Passage provided:
____________________

Compilation album by Good Riddance
- Released: July 2, 2002
- Recorded: 1996–2001 at Motor Studios in San Francisco, Lumberjack Studios and Art of Ears in Hayward, California, and The Blasting Room in Fort Collins, Colorado
- Genre: Punk rock, pop punk, melodic hardcore, hardcore punk
- Length: 23:22
- Label: Lorelei (NAIL 4)
- Producer: Ryan Greene, Bill Stevenson, Stephen Egerton, Jason Livermore

Good Riddance chronology
| Good Riddance / Kill Your Idols (2001) | Cover Ups (2002) | Bound by Ties of Blood and Affection (2003) |

= Cover Ups =

Cover Ups is a compilation album by the Santa Cruz, California-based hardcore punk band Good Riddance, collecting all of the cover songs the band had previously released. It was released July 2, 2002 through Lorelei Records, a record label co-founded by the band's singer Russ Rankin.

____________________

Set task A:
In the Cover Ups album page, substitute "Oakland" for "Hayward" in the part starting with "Compilation album by Good" and going on through "Lorelei (NAIL 4)", and give that part again.
Set task B:
For each statement, say yes or no as to whether the Cover Ups album page agrees with it, and quote the words that decide it: (i) Cover Ups was released through Lorelei Records. (ii) Good Riddance is based in Fort Collins, Colorado. (iii) Russ Rankin is the band's drummer.
The data has no part in this work.

Data lines:

____________________

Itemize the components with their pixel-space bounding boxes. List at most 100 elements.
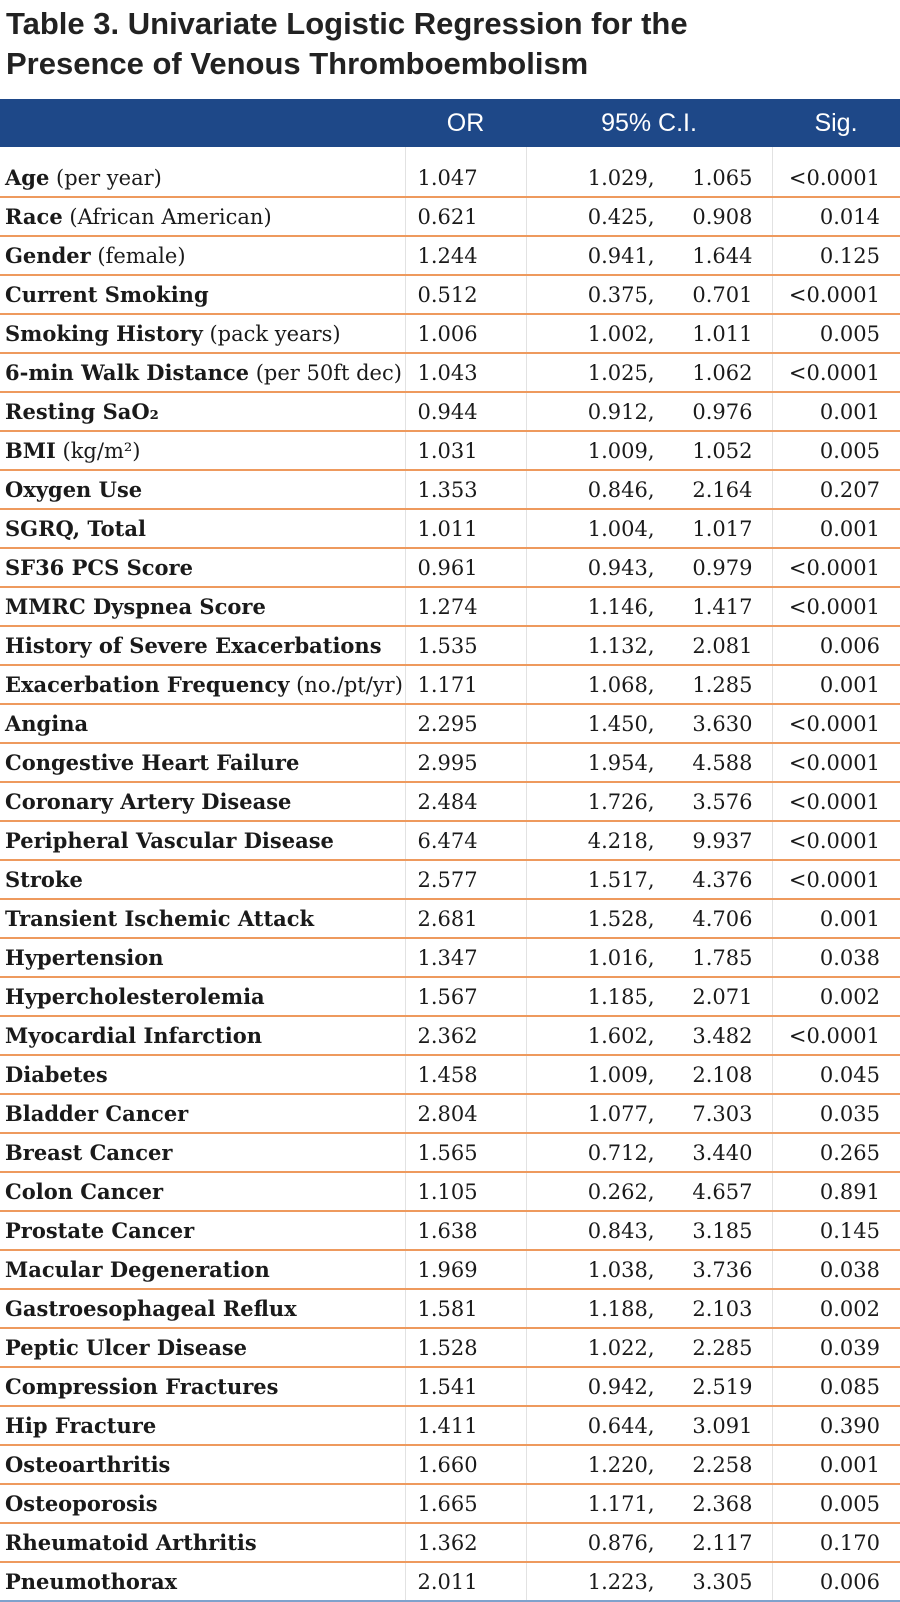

____________________

Complete output A:
Compilation album by Good Riddance
- Released: July 2, 2002
- Recorded: 1996–2001 at Motor Studios in San Francisco, Lumberjack Studios and Art of Ears in Oakland, California, and The Blasting Room in Fort Collins, Colorado
- Genre: Punk rock, pop punk, melodic hardcore, hardcore punk
- Length: 23:22
- Label: Lorelei (NAIL 4)

Complete output B:
(i) Yes: "It was released July 2, 2002 through Lorelei Records"
(ii) No: "the Santa Cruz, California-based hardcore punk band Good Riddance"
(iii) No: "co-founded by the band's singer Russ Rankin"